— What you should do —
Each entry below should be echoed exactly, with pictures omitted.

— Available records —

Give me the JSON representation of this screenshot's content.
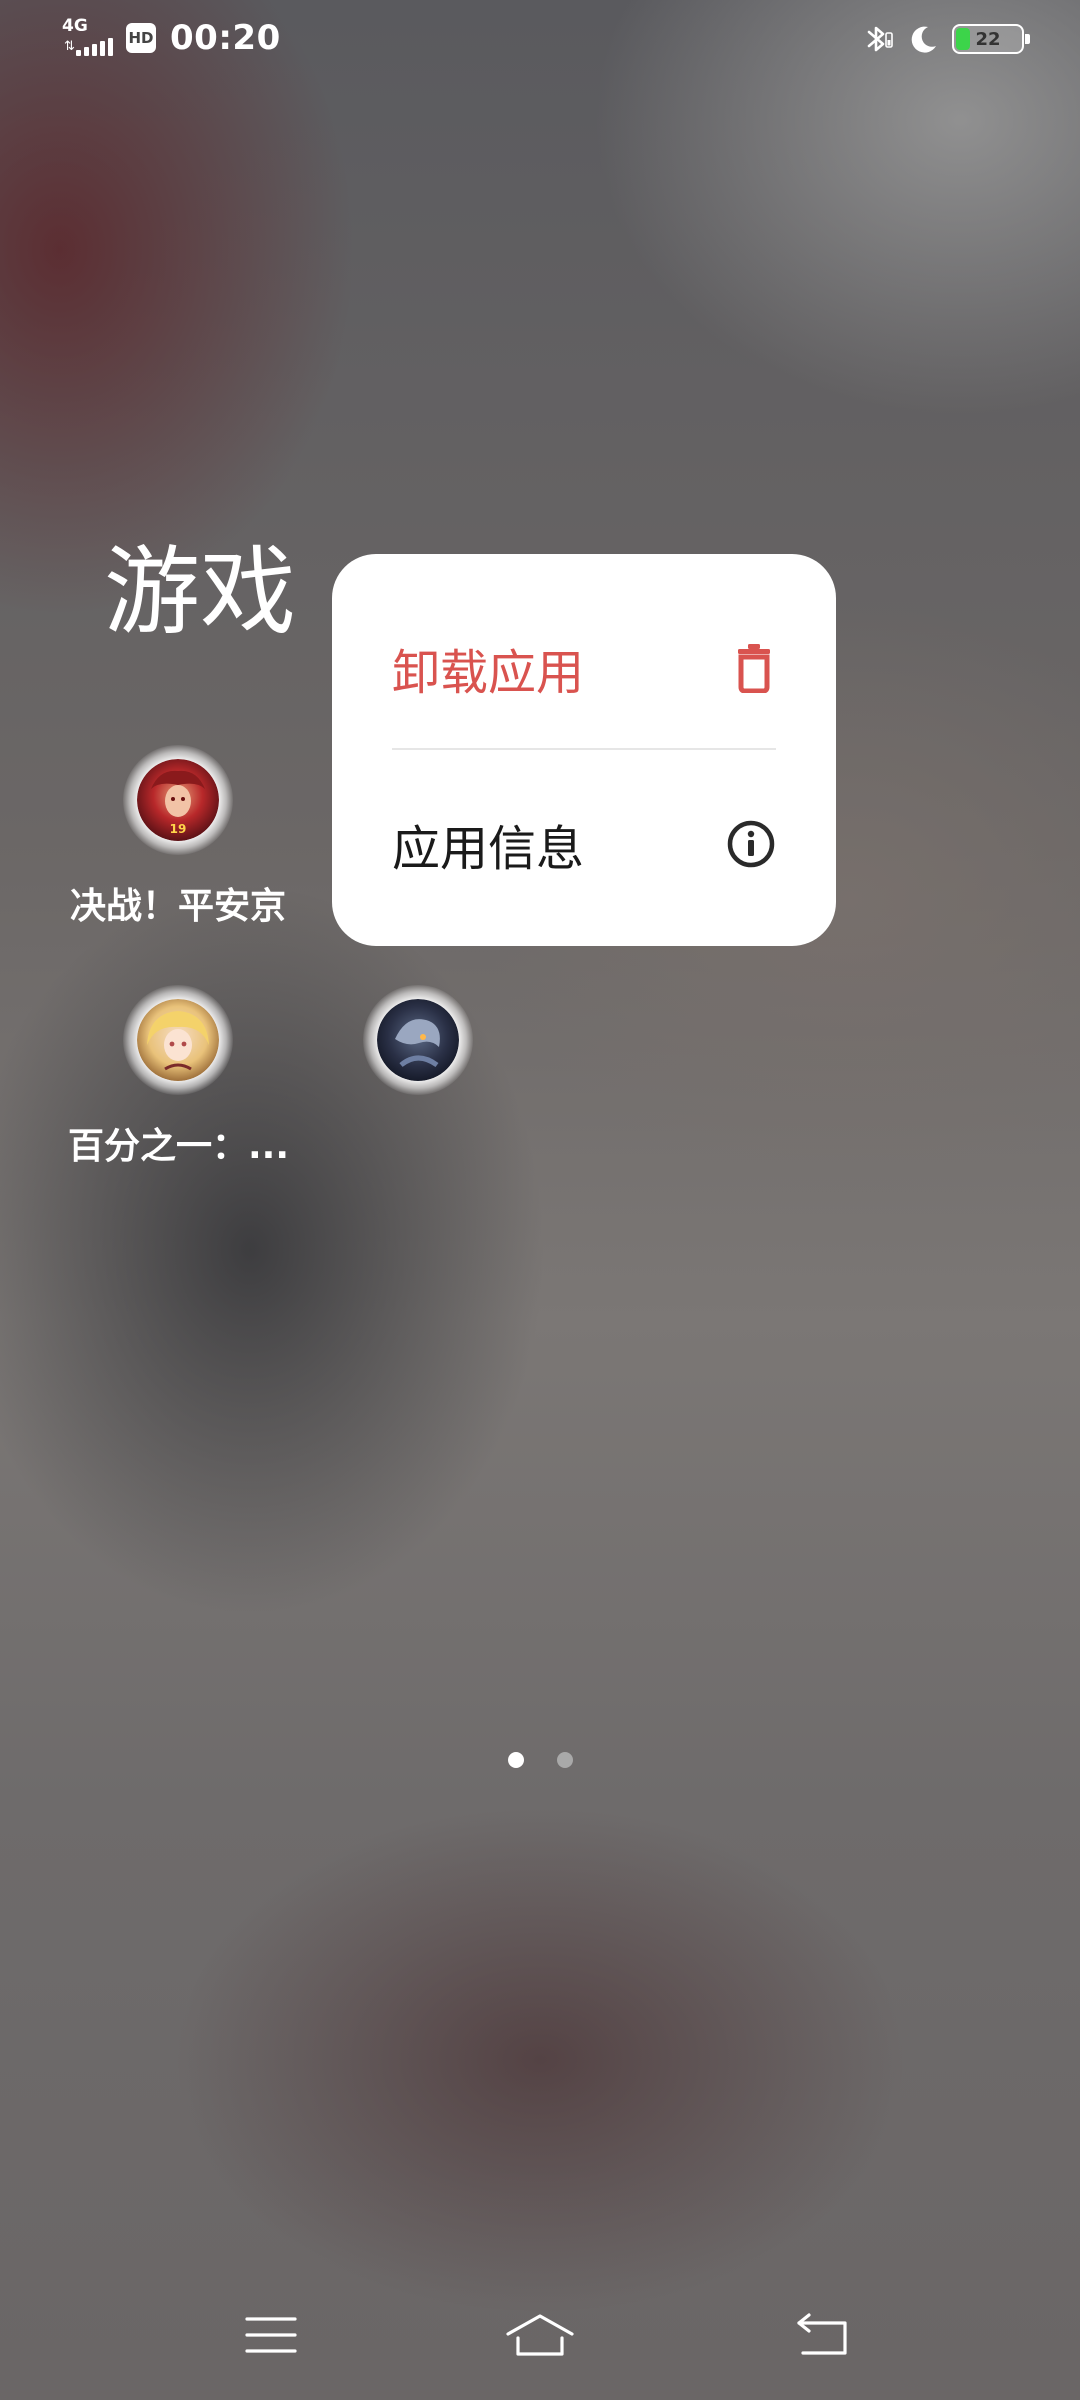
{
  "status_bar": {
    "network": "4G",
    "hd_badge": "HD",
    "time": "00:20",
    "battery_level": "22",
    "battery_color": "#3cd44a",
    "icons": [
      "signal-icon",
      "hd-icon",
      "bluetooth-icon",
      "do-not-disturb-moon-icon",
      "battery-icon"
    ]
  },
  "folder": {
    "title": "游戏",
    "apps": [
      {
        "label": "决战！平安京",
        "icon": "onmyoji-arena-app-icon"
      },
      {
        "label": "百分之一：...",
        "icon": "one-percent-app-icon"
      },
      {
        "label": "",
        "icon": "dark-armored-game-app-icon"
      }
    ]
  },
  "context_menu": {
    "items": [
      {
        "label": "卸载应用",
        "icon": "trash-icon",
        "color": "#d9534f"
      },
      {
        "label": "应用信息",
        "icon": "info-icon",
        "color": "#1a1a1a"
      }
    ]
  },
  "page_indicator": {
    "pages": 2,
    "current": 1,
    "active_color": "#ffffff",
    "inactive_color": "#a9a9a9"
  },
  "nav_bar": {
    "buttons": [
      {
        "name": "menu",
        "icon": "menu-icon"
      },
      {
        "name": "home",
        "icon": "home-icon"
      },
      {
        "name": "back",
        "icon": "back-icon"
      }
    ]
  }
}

— Answer to this task —
Give me the JSON representation of this screenshot's content.
{
  "status_bar": {
    "network": "4G",
    "hd_badge": "HD",
    "time": "00:20",
    "battery_level": "22",
    "battery_color": "#3cd44a",
    "icons": [
      "signal-icon",
      "hd-icon",
      "bluetooth-icon",
      "do-not-disturb-moon-icon",
      "battery-icon"
    ]
  },
  "folder": {
    "title": "游戏",
    "apps": [
      {
        "label": "决战！平安京",
        "icon": "onmyoji-arena-app-icon"
      },
      {
        "label": "百分之一：...",
        "icon": "one-percent-app-icon"
      },
      {
        "label": "",
        "icon": "dark-armored-game-app-icon"
      }
    ]
  },
  "context_menu": {
    "items": [
      {
        "label": "卸载应用",
        "icon": "trash-icon",
        "color": "#d9534f"
      },
      {
        "label": "应用信息",
        "icon": "info-icon",
        "color": "#1a1a1a"
      }
    ]
  },
  "page_indicator": {
    "pages": 2,
    "current": 1,
    "active_color": "#ffffff",
    "inactive_color": "#a9a9a9"
  },
  "nav_bar": {
    "buttons": [
      {
        "name": "menu",
        "icon": "menu-icon"
      },
      {
        "name": "home",
        "icon": "home-icon"
      },
      {
        "name": "back",
        "icon": "back-icon"
      }
    ]
  }
}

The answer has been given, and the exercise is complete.